__Work instructions__. Reproduce the listing below exactly, minus its pictures.

Dataset excerpt
»»

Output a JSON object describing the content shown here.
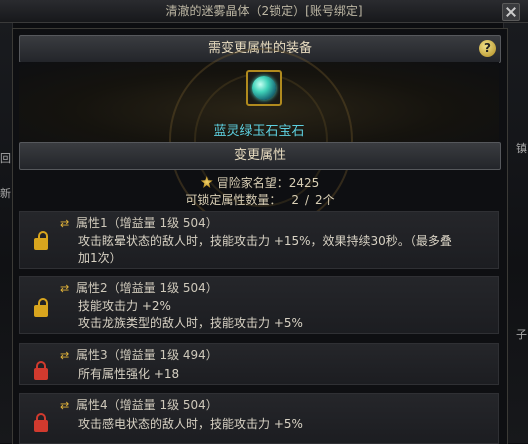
{
  "window": {
    "title": "清澈的迷雾晶体（2锁定）[账号绑定]"
  },
  "background": {
    "left_chars": [
      "回",
      "新"
    ],
    "right_chars": [
      "镇",
      "子"
    ]
  },
  "equipment_section": {
    "header": "需变更属性的装备",
    "help_label": "?",
    "item_name": "蓝灵绿玉石宝石"
  },
  "change_section": {
    "header": "变更属性",
    "fame_label": "冒险家名望：",
    "fame_value": "2425",
    "lockable_label": "可锁定属性数量：",
    "lockable_current": "2",
    "lockable_max": "2个"
  },
  "attributes": [
    {
      "title": "属性1（增益量 1级 504）",
      "lock": "locked",
      "lines": [
        "攻击眩晕状态的敌人时，技能攻击力 +15%，效果持续30秒。（最多叠",
        "加1次）"
      ]
    },
    {
      "title": "属性2（增益量 1级 504）",
      "lock": "locked",
      "lines": [
        "技能攻击力 +2%",
        "攻击龙族类型的敌人时，技能攻击力 +5%"
      ]
    },
    {
      "title": "属性3（增益量 1级 494）",
      "lock": "unlocked",
      "lines": [
        "所有属性强化 +18"
      ]
    },
    {
      "title": "属性4（增益量 1级 504）",
      "lock": "unlocked",
      "lines": [
        "攻击感电状态的敌人时，技能攻击力 +5%"
      ]
    }
  ],
  "colors": {
    "item_name": "#5dd0e0",
    "lock_locked": "#d8a51e",
    "lock_unlocked": "#d13a2e"
  }
}
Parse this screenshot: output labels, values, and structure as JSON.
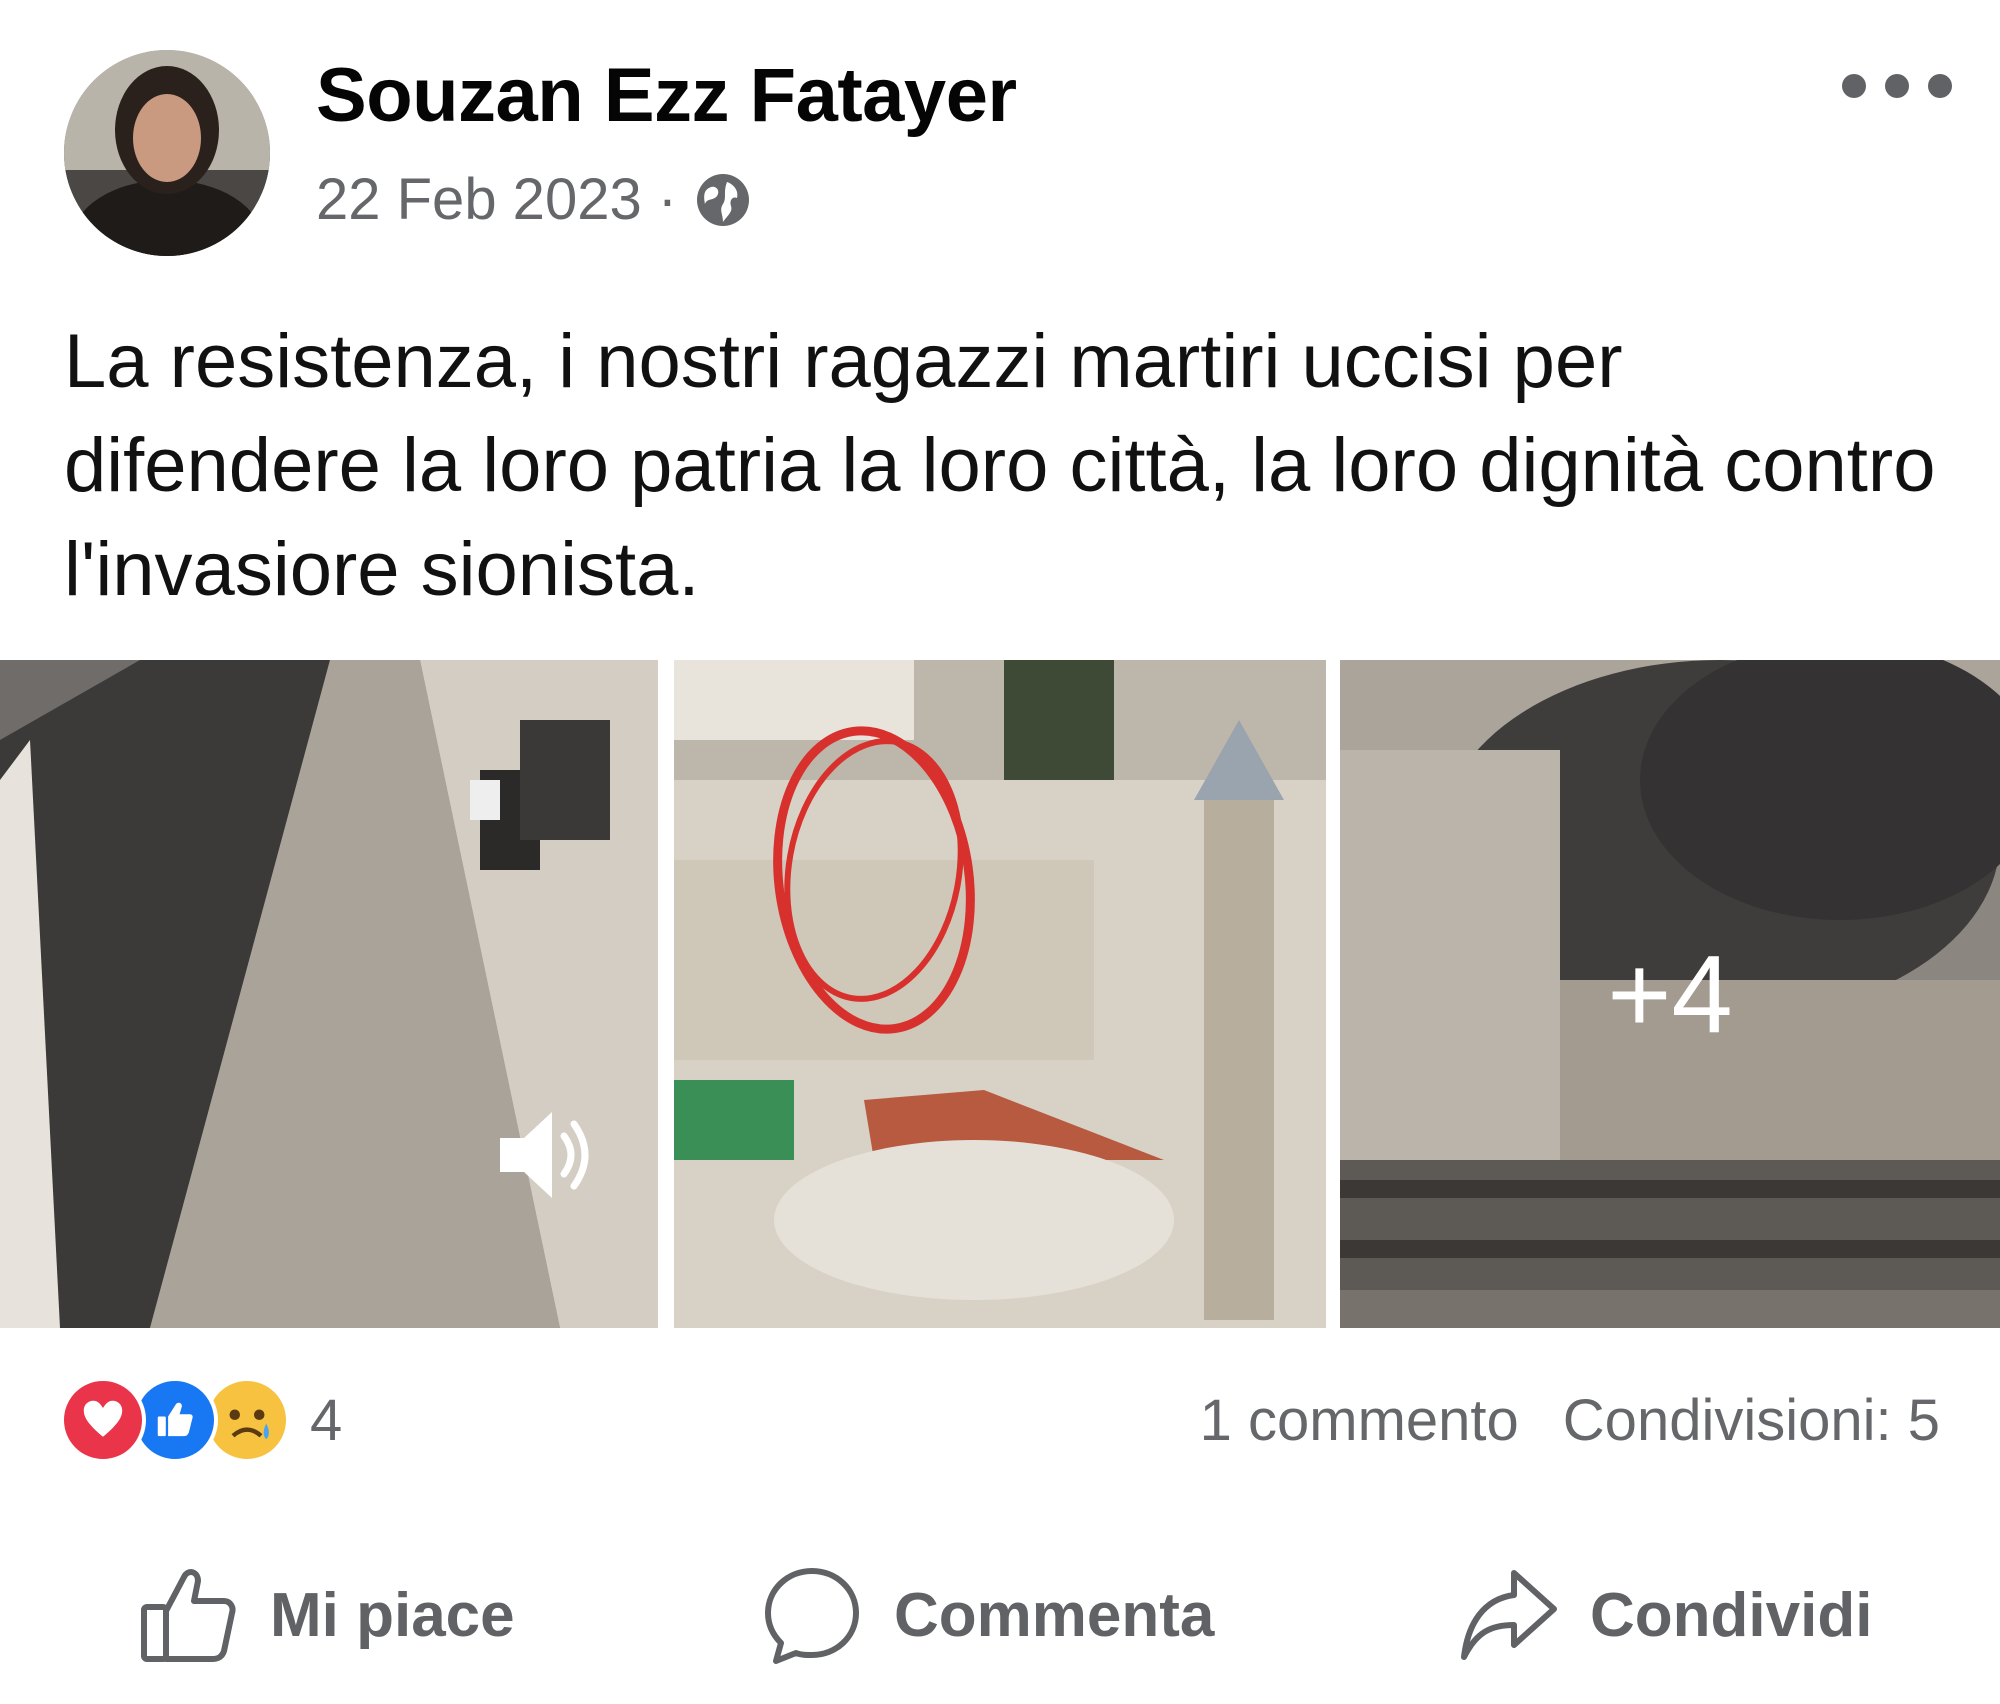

««

__Correct output__.
Output a JSON object describing the content shown here.
{
  "window": {
    "title": "清澈的迷雾晶体（2锁定）[账号绑定]"
  },
  "background": {
    "left_chars": [
      "回",
      "新"
    ],
    "right_chars": [
      "镇",
      "子"
    ]
  },
  "equipment_section": {
    "header": "需变更属性的装备",
    "help_label": "?",
    "item_name": "蓝灵绿玉石宝石"
  },
  "change_section": {
    "header": "变更属性",
    "fame_label": "冒险家名望：",
    "fame_value": "2425",
    "lockable_label": "可锁定属性数量：",
    "lockable_current": "2",
    "lockable_max": "2个"
  },
  "attributes": [
    {
      "title": "属性1（增益量 1级 504）",
      "lock": "locked",
      "lines": [
        "攻击眩晕状态的敌人时，技能攻击力 +15%，效果持续30秒。（最多叠",
        "加1次）"
      ]
    },
    {
      "title": "属性2（增益量 1级 504）",
      "lock": "locked",
      "lines": [
        "技能攻击力 +2%",
        "攻击龙族类型的敌人时，技能攻击力 +5%"
      ]
    },
    {
      "title": "属性3（增益量 1级 494）",
      "lock": "unlocked",
      "lines": [
        "所有属性强化 +18"
      ]
    },
    {
      "title": "属性4（增益量 1级 504）",
      "lock": "unlocked",
      "lines": [
        "攻击感电状态的敌人时，技能攻击力 +5%"
      ]
    }
  ],
  "colors": {
    "item_name": "#5dd0e0",
    "lock_locked": "#d8a51e",
    "lock_unlocked": "#d13a2e"
  }
}
Parse this screenshot: output labels, values, and structure as JSON.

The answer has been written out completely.